Records shown:
BEGIN

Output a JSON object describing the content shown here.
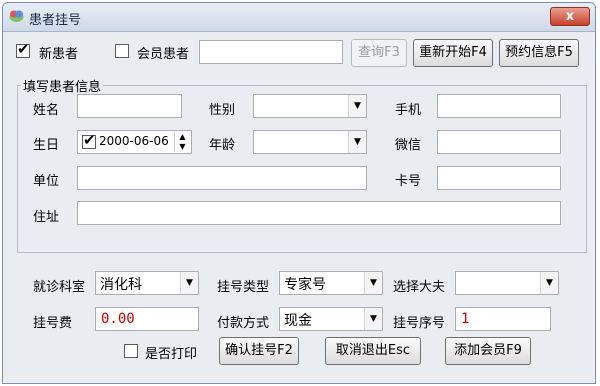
{
  "window": {
    "title": "患者挂号",
    "close_label": "x"
  },
  "top": {
    "new_patient_label": "新患者",
    "new_patient_checked": true,
    "member_patient_label": "会员患者",
    "member_patient_checked": false,
    "member_input_value": "",
    "query_button": "查询F3",
    "restart_button": "重新开始F4",
    "appointment_button": "预约信息F5"
  },
  "patient_info": {
    "group_title": "填写患者信息",
    "name_label": "姓名",
    "name_value": "",
    "gender_label": "性别",
    "gender_value": "",
    "mobile_label": "手机",
    "mobile_value": "",
    "birthday_label": "生日",
    "birthday_checked": true,
    "birthday_value": "2000-06-06",
    "age_label": "年龄",
    "age_value": "",
    "wechat_label": "微信",
    "wechat_value": "",
    "company_label": "单位",
    "company_value": "",
    "card_label": "卡号",
    "card_value": "",
    "address_label": "住址",
    "address_value": ""
  },
  "registration": {
    "department_label": "就诊科室",
    "department_value": "消化科",
    "reg_type_label": "挂号类型",
    "reg_type_value": "专家号",
    "doctor_label": "选择大夫",
    "doctor_value": "",
    "fee_label": "挂号费",
    "fee_value": "0.00",
    "payment_label": "付款方式",
    "payment_value": "现金",
    "serial_label": "挂号序号",
    "serial_value": "1",
    "print_label": "是否打印",
    "print_checked": false,
    "confirm_button": "确认挂号F2",
    "cancel_button": "取消退出Esc",
    "add_member_button": "添加会员F9"
  },
  "colors": {
    "fee_text": "#d40000",
    "close_button": "#c9402b"
  }
}
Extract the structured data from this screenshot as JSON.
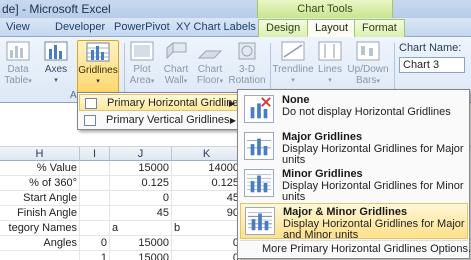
{
  "titlebar": {
    "title": "de] - Microsoft Excel",
    "chart_tools": "Chart Tools"
  },
  "tabs": [
    {
      "label": "View"
    },
    {
      "label": "Developer"
    },
    {
      "label": "PowerPivot"
    },
    {
      "label": "XY Chart Labels"
    },
    {
      "label": "Design"
    },
    {
      "label": "Layout"
    },
    {
      "label": "Format"
    }
  ],
  "ribbon": {
    "data_table": {
      "line1": "Data",
      "line2": "Table",
      "arrow": "▾"
    },
    "axes": {
      "label": "Axes",
      "arrow": "▾"
    },
    "gridlines": {
      "label": "Gridlines",
      "arrow": "▾"
    },
    "plot_area": {
      "line1": "Plot",
      "line2": "Area",
      "arrow": "▾"
    },
    "chart_wall": {
      "line1": "Chart",
      "line2": "Wall",
      "arrow": "▾"
    },
    "chart_floor": {
      "line1": "Chart",
      "line2": "Floor",
      "arrow": "▾"
    },
    "rotation_3d": {
      "line1": "3-D",
      "line2": "Rotation"
    },
    "trendline": {
      "label": "Trendline",
      "arrow": "▾"
    },
    "lines": {
      "label": "Lines",
      "arrow": "▾"
    },
    "updown_bars": {
      "line1": "Up/Down",
      "line2": "Bars",
      "arrow": "▾"
    },
    "chart_name_label": "Chart Name:",
    "chart_name_value": "Chart 3",
    "group_label": "A"
  },
  "gridlines_menu": {
    "items": [
      {
        "label": "Primary Horizontal Gridlines",
        "arrow": "▶"
      },
      {
        "label": "Primary Vertical Gridlines",
        "arrow": "▶"
      }
    ]
  },
  "submenu": {
    "options": [
      {
        "title": "None",
        "desc": "Do not display Horizontal Gridlines"
      },
      {
        "title": "Major Gridlines",
        "desc": "Display Horizontal Gridlines for Major units"
      },
      {
        "title": "Minor Gridlines",
        "desc": "Display Horizontal Gridlines for Minor units"
      },
      {
        "title": "Major & Minor Gridlines",
        "desc": "Display Horizontal Gridlines for Major and Minor units"
      }
    ],
    "more": "More Primary Horizontal Gridlines Options..."
  },
  "sheet": {
    "col_headers": [
      "H",
      "I",
      "J",
      "K"
    ],
    "rows": [
      [
        "% Value",
        "",
        "15000",
        "14000"
      ],
      [
        "% of 360°",
        "",
        "0.125",
        "0.125"
      ],
      [
        "Start Angle",
        "",
        "0",
        "45"
      ],
      [
        "Finish Angle",
        "",
        "45",
        "90"
      ],
      [
        "tegory Names",
        "",
        "a",
        "b"
      ],
      [
        "Angles",
        "0",
        "15000",
        "0"
      ],
      [
        "",
        "1",
        "15000",
        "0"
      ]
    ]
  },
  "colors": {
    "ribbon_bg": "#e4edf8",
    "hot": "#ffd56a",
    "chart_tools": "#c8e58f"
  }
}
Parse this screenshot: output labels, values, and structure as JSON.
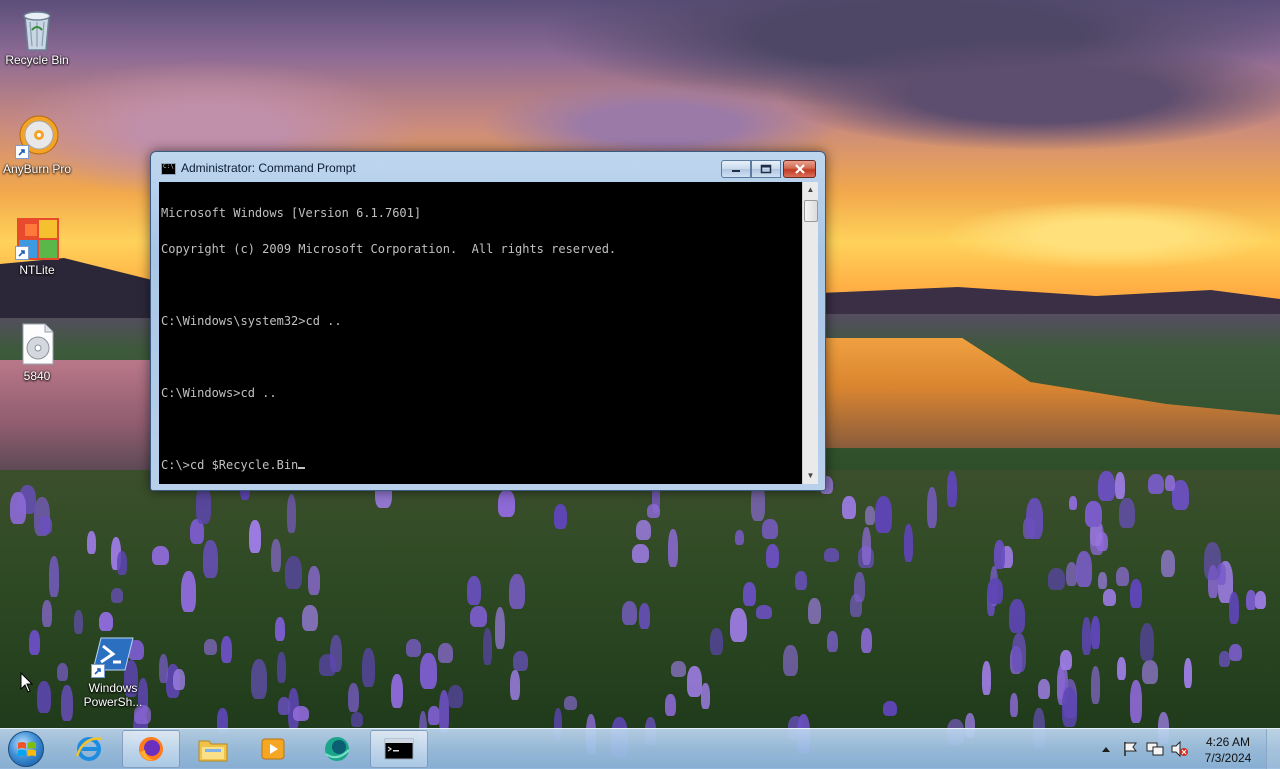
{
  "desktop": {
    "icons": [
      {
        "label": "Recycle Bin",
        "icon": "recycle-bin-icon"
      },
      {
        "label": "AnyBurn Pro",
        "icon": "anyburn-disc-icon"
      },
      {
        "label": "NTLite",
        "icon": "ntlite-icon"
      },
      {
        "label": "5840",
        "icon": "disc-image-file-icon"
      },
      {
        "label": "Windows PowerSh...",
        "icon": "powershell-icon"
      }
    ]
  },
  "window": {
    "title": "Administrator: Command Prompt",
    "icon": "cmd-icon",
    "console_lines": [
      "Microsoft Windows [Version 6.1.7601]",
      "Copyright (c) 2009 Microsoft Corporation.  All rights reserved.",
      "",
      "C:\\Windows\\system32>cd ..",
      "",
      "C:\\Windows>cd ..",
      "",
      "C:\\>cd $Recycle.Bin"
    ],
    "buttons": {
      "minimize": "minimize-icon",
      "maximize": "maximize-icon",
      "close": "close-icon"
    }
  },
  "taskbar": {
    "start": "windows-start-orb-icon",
    "pinned": [
      {
        "icon": "internet-explorer-icon",
        "active": false
      },
      {
        "icon": "firefox-icon",
        "active": true
      },
      {
        "icon": "file-explorer-icon",
        "active": false
      },
      {
        "icon": "media-player-icon",
        "active": false
      },
      {
        "icon": "app-globe-icon",
        "active": false
      },
      {
        "icon": "cmd-icon",
        "active": true
      }
    ],
    "tray": {
      "icons": [
        "show-hidden-icons-chevron",
        "action-center-flag-icon",
        "network-icon",
        "volume-muted-icon"
      ],
      "time": "4:26 AM",
      "date": "7/3/2024"
    }
  },
  "colors": {
    "console_bg": "#000000",
    "console_fg": "#c0c0c0",
    "taskbar": "#a6c4e4",
    "close_button": "#c23a22"
  }
}
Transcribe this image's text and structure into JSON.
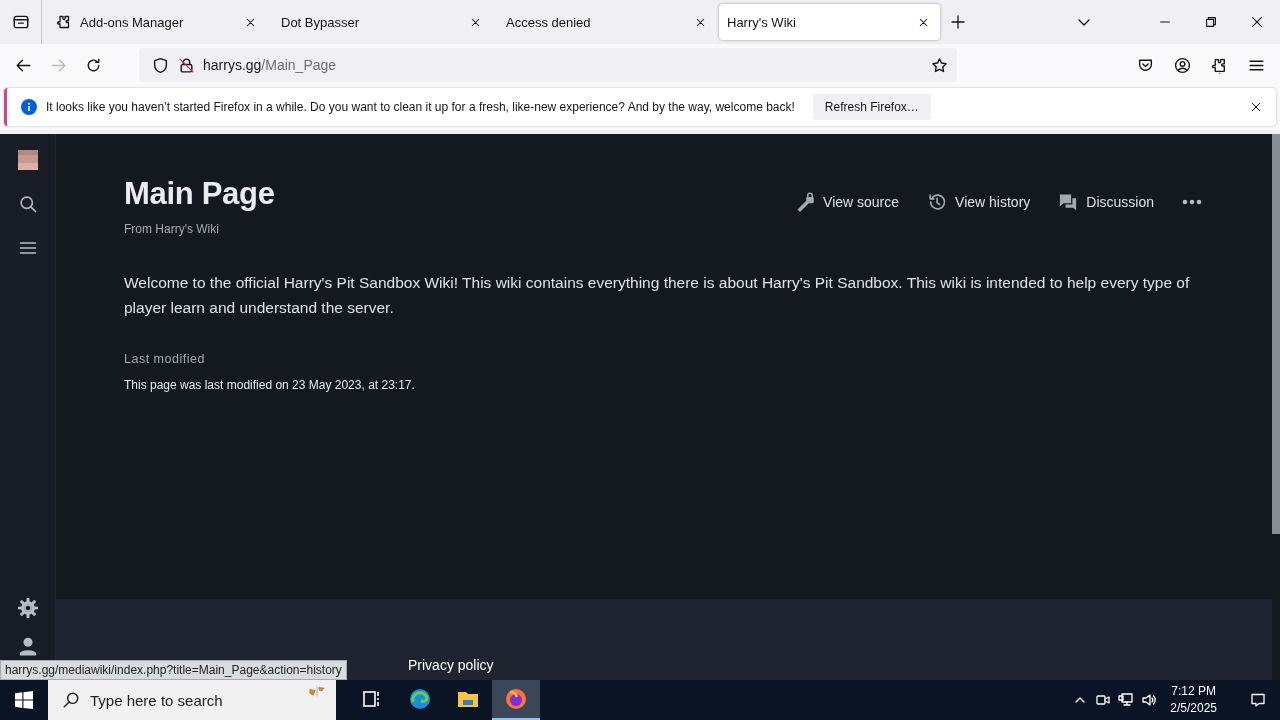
{
  "tabs": [
    {
      "label": "Add-ons Manager",
      "selected": false,
      "has_icon": true
    },
    {
      "label": "Dot Bypasser",
      "selected": false,
      "has_icon": false
    },
    {
      "label": "Access denied",
      "selected": false,
      "has_icon": false
    },
    {
      "label": "Harry's Wiki",
      "selected": true,
      "has_icon": false
    }
  ],
  "address": {
    "host": "harrys.gg",
    "path": "/Main_Page"
  },
  "notice": {
    "message": "It looks like you haven’t started Firefox in a while. Do you want to clean it up for a fresh, like-new experience? And by the way, welcome back!",
    "button": "Refresh Firefox…"
  },
  "wiki": {
    "title": "Main Page",
    "subtitle": "From Harry's Wiki",
    "actions": [
      {
        "label": "View source",
        "kind": "source"
      },
      {
        "label": "View history",
        "kind": "history"
      },
      {
        "label": "Discussion",
        "kind": "discussion"
      }
    ],
    "intro": "Welcome to the official Harry's Pit Sandbox Wiki! This wiki contains everything there is about Harry's Pit Sandbox. This wiki is intended to help every type of player learn and understand the server.",
    "last_modified_heading": "Last modified",
    "last_modified": "This page was last modified on 23 May 2023, at 23:17.",
    "footer_link": "Privacy policy"
  },
  "status_url": "harrys.gg/mediawiki/index.php?title=Main_Page&action=history",
  "taskbar": {
    "search_placeholder": "Type here to search",
    "time": "7:12 PM",
    "date": "2/5/2025",
    "apps": [
      {
        "kind": "taskview",
        "selected": false
      },
      {
        "kind": "edge",
        "selected": false
      },
      {
        "kind": "explorer",
        "selected": false
      },
      {
        "kind": "firefox",
        "selected": true
      }
    ]
  }
}
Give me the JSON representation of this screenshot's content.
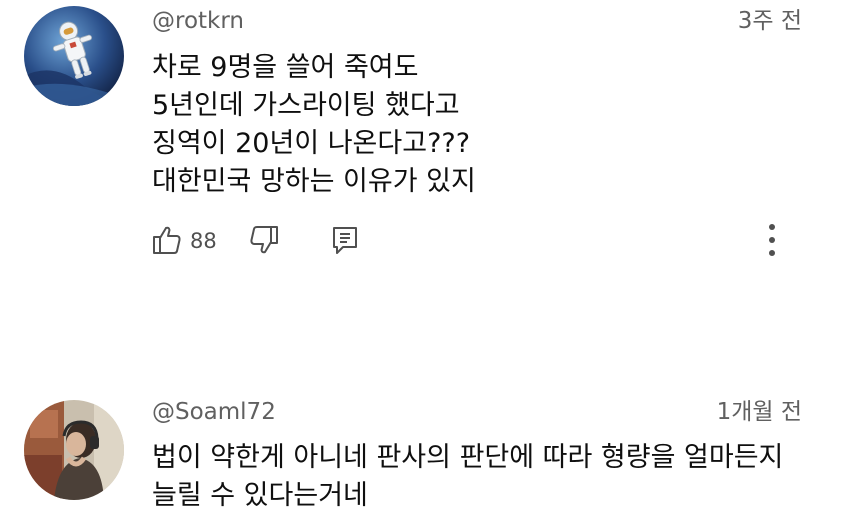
{
  "comments": [
    {
      "author": "@rotkrn",
      "time": "3주 전",
      "lines": [
        "차로 9명을 쓸어 죽여도",
        "5년인데 가스라이팅 했다고",
        "징역이 20년이 나온다고???",
        "대한민국 망하는 이유가 있지"
      ],
      "likes": "88"
    },
    {
      "author": "@Soaml72",
      "time": "1개월 전",
      "lines": [
        "법이 약한게 아니네 판사의 판단에 따라 형량을 얼마든지",
        "늘릴 수 있다는거네"
      ]
    }
  ],
  "icons": {
    "like": "thumbs-up-icon",
    "dislike": "thumbs-down-icon",
    "reply": "reply-comment-icon",
    "more": "more-vertical-icon"
  },
  "colors": {
    "text_primary": "#0f0f0f",
    "text_secondary": "#606060",
    "icon": "#505050",
    "background": "#ffffff"
  }
}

END

Problem details: From the data above, show each line that contains "units".

Output of the task:
        "desc": "Display Horizontal Gridlines for Major units"
        "desc": "Display Horizontal Gridlines for Minor units"
        "desc": "Display Horizontal Gridlines for Major and Minor units"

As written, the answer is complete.